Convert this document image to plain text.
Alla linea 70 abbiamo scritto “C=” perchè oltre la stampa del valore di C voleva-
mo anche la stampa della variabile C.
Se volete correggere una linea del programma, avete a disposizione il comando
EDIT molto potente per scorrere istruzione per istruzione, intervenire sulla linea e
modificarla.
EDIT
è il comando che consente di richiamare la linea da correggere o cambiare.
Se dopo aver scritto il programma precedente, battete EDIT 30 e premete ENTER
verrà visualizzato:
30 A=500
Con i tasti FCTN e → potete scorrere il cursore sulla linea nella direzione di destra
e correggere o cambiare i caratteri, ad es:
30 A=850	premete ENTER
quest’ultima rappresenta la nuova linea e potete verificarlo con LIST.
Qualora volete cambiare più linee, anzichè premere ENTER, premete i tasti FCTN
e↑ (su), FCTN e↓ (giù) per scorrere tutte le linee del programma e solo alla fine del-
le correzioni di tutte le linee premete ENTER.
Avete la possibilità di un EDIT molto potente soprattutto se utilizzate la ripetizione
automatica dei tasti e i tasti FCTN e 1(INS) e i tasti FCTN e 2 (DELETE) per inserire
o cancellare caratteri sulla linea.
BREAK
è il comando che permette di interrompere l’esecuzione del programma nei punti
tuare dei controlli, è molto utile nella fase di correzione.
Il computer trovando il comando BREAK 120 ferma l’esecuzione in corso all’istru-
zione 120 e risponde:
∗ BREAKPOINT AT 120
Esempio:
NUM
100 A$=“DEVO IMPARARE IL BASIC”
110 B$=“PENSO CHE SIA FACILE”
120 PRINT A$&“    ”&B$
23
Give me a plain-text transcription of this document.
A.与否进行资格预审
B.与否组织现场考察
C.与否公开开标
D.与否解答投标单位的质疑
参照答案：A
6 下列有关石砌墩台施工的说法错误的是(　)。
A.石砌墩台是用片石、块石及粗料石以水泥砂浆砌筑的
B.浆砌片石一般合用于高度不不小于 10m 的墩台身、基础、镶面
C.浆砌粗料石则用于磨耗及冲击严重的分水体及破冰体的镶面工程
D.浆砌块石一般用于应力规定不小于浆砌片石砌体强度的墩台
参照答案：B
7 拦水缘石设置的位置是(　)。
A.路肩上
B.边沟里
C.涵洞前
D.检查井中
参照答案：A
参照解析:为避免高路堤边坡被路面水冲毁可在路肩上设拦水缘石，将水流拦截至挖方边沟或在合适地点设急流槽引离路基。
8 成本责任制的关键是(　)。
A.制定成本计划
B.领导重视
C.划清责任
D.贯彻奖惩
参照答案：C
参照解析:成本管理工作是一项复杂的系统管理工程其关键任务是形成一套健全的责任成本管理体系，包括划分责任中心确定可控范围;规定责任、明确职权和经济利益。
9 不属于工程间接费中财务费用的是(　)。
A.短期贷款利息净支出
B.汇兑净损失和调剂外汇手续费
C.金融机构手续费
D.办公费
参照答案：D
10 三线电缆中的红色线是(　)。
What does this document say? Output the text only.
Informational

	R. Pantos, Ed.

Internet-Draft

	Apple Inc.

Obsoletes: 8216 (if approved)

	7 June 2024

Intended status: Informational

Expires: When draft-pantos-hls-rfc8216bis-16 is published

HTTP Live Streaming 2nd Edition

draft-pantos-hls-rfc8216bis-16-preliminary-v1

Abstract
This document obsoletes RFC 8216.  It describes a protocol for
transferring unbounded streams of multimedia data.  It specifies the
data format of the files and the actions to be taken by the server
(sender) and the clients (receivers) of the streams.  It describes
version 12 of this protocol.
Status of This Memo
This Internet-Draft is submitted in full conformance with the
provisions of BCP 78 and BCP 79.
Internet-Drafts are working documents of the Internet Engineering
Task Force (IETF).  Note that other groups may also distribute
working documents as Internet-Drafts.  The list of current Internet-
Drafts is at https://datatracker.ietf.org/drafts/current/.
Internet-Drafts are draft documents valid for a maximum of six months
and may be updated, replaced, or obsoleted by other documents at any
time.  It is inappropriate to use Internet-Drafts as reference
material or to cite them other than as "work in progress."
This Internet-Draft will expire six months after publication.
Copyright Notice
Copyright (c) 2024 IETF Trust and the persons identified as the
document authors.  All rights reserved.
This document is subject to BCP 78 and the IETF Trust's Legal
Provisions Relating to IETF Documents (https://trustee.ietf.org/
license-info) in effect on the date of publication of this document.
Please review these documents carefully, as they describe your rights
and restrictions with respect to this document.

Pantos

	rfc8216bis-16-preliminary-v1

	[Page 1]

■ ■ ■ ■

--- Given problem ---
Pick out each line in the material containing "programma".

--- Answer to this problem ---
Se volete correggere una linea del programma, avete a disposizione il comando
Se dopo aver scritto il programma precedente, battete EDIT 30 e premete ENTER
e↑ (su), FCTN e↓ (giù) per scorrere tutte le linee del programma e solo alla fine del-
è il comando che permette di interrompere l’esecuzione del programma nei punti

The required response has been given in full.